El verano de nuestras vidas, por Alicia Galisteo


Con la llegada de cada verano empiezan a crecer nuestras expectativas de que este sí será el verano de nuestras vidas, en el que nos relajaremos y dejaremos atrás el estrés que nos produce un año de trabajo y obligaciones, y en estos dos últimos años se suman el miedo y la incertidumbre por la pandemia mundial que nos ha tocado vivir. Pero la esperanza de poder disfrutar de un verano como los de antes sigue intacta ya que, como decía este clásico veraniego, “el verano ya llegó y la fiesta comenzó”.

En estos últimos días, hablando con los amigos, nos ha dado un ataque de nostalgia de todos los veranos vividos, de las cosas que hacíamos, y es que nuestra generación millenial (1980-1994) vivió unos veranos muy diferentes a los de la generación Z (1995-2010). 

Mis veranos en la infancia eran todas las noches con los vecinos sentados en la puerta hablando de temas banales y con la última gala benéfica de fondo, y los días del Grand Prix eran sagrados para estar delante del televisor viendo cómo los pueblos se peleaban en esos juegos tan tradicionales. No había momento para el aburrimiento porque los niños de la calle o del barrio organizábamos rifas, bailes y teatros que hacían las delicias de los vecinos (eso sí, nunca terminábamos porque nos daban más de las 12 de la noche y había que respetar el sueño de los vecinos si no querías irte mojada a tu casa).

En la actualidad, muy pocas calles de nuestra ciudad están llenas de estas mujeres tomando el fresco y haciendo vecindad. En esto también nos ha ganado la individualidad y, por supuesto, los niños han desaparecido; ya no juegan en las calles, ahora la socialización se realiza a través del Fornite o del Tik Tok. Cuando pasen quince o veinte años, me imagino que recordarán esas partidas épicas o esos bailes de moda; por tanto, todos sus recuerdos serán digitales pero no personales con tu círculo más cercano.

▶ **Tareas**
(A) Según el fragmento sobre los veranos, ¿qué años abarca la generación Z?
(B) Nombra todo lo que, según el fragmento sobre los veranos, organizaban los niños de la calle o del barrio.
(C) Sigue escribiendo el fragmento sobre los veranos desde donde termina.
El material es aparte y no tiene nada que ver con el fragmento.

▶ **Registros**
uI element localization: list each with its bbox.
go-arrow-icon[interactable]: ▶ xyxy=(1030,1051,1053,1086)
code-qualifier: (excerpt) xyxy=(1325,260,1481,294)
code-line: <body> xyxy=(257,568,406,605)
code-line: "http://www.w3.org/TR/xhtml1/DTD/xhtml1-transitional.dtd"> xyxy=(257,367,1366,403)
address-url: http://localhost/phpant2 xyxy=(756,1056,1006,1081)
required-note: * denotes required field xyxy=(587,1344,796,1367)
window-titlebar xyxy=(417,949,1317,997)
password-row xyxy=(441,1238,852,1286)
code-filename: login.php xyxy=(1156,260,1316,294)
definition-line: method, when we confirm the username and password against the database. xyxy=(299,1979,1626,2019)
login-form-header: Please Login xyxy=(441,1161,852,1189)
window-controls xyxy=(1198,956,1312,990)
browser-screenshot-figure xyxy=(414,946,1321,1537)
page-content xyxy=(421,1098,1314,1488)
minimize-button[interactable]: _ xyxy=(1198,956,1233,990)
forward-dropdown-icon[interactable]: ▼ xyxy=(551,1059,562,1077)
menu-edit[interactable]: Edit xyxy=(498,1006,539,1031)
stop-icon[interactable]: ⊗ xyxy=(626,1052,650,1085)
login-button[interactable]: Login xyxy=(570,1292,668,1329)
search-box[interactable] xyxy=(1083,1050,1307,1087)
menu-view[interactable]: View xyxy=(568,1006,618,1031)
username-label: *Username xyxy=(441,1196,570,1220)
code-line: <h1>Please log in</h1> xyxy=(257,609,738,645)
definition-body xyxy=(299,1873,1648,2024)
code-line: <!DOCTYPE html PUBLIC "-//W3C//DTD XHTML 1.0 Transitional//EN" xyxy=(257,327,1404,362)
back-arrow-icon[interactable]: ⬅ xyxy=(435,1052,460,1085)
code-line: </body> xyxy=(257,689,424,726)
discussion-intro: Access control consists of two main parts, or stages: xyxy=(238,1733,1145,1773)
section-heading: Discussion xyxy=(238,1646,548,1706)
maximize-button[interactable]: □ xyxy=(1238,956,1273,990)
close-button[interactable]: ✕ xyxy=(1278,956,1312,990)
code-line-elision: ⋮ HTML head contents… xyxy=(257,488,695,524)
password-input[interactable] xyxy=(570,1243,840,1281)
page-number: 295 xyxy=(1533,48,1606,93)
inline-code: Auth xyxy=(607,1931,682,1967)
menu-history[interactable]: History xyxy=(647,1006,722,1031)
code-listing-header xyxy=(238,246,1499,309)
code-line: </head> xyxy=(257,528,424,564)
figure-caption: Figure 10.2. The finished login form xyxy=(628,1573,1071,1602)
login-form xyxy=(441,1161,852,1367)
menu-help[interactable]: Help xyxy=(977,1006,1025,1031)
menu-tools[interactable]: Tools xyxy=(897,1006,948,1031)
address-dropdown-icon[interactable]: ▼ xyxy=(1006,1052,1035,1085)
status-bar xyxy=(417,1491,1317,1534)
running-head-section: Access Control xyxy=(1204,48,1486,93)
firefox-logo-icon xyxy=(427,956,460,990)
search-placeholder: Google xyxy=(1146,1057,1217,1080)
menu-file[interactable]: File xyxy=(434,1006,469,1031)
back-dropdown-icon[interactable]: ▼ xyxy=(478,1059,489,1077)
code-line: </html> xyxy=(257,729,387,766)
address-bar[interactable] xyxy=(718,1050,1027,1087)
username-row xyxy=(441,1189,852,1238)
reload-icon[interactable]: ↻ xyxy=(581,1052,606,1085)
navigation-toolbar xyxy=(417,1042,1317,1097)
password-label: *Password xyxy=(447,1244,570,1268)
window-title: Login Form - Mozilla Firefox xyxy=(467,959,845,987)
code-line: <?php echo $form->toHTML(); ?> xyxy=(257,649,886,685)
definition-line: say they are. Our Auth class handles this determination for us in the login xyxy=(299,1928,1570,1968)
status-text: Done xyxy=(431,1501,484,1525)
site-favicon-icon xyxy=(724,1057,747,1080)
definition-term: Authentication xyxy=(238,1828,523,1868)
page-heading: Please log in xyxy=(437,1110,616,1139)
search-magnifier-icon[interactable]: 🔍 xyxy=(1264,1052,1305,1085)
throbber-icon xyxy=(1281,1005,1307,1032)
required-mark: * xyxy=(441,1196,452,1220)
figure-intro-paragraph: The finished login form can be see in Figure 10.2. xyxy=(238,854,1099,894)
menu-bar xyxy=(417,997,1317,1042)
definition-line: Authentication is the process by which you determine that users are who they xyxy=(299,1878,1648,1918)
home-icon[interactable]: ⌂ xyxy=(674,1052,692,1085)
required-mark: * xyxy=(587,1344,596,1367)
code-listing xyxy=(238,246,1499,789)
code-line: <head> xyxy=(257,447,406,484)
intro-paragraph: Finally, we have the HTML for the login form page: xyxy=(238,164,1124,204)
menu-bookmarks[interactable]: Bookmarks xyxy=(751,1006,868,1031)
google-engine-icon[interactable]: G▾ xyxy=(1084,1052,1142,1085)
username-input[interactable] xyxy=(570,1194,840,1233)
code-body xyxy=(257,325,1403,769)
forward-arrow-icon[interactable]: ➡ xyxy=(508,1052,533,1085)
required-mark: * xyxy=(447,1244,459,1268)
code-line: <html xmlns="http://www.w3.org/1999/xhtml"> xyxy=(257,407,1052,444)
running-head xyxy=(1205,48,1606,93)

▶ **Respuestas**
(A) De 1995 a 2010.

(B) Rifas, bailes y teatros.

(C)
Las vacaciones eran de una semana (que generalmente coincidían con la festividad de nuestro patrón) y consistían en un apartamento en Málaga, porque por supuesto Cádiz se nos quedaba demasiado lejos para llegar con el Peugeot 205 y con la cinta de casette del disco que se llevase ese año (desde Estopa hasta Caribe Mix, pasando por King África). Y nadie se enteraba de ellas ni nos preocupaba ir a los chiringuitos de moda porque no existía la palabra influencer, ni nos interesaba echarnos la mejor foto con el mejor atardecer, sino que, por el contrario, lo disfrutábamos. O si le echábamos alguna foto, teníamos que esperar a la vuelta para revelar el carrete y ver cómo había quedado la instantánea.

Cuando llegó la adolescencia cambiamos la vecindad por la granizada del “Cantos” en el Paseo, donde las noches se pasaban jugando a las cartas, con la guitarra cantando o yendo de pandilla en pandilla, las cuales tenían sus sitios asignados como regla no escrita. De esta forma se podía dividir el Paseo entre los que se sentaban en el paredón, en el césped o en los bancos.

Estos veranos ya no volverán, pero quedarán en la memoria colectiva de quienes los compartimos desde la inocencia de una infancia analógica tan diferente a la infancia digital actual de los niños, que parezca que haya pasado un siglo y tan solo han pasado veinte años. Pero como decía la canción, “el final del verano llegó y tu partirás”.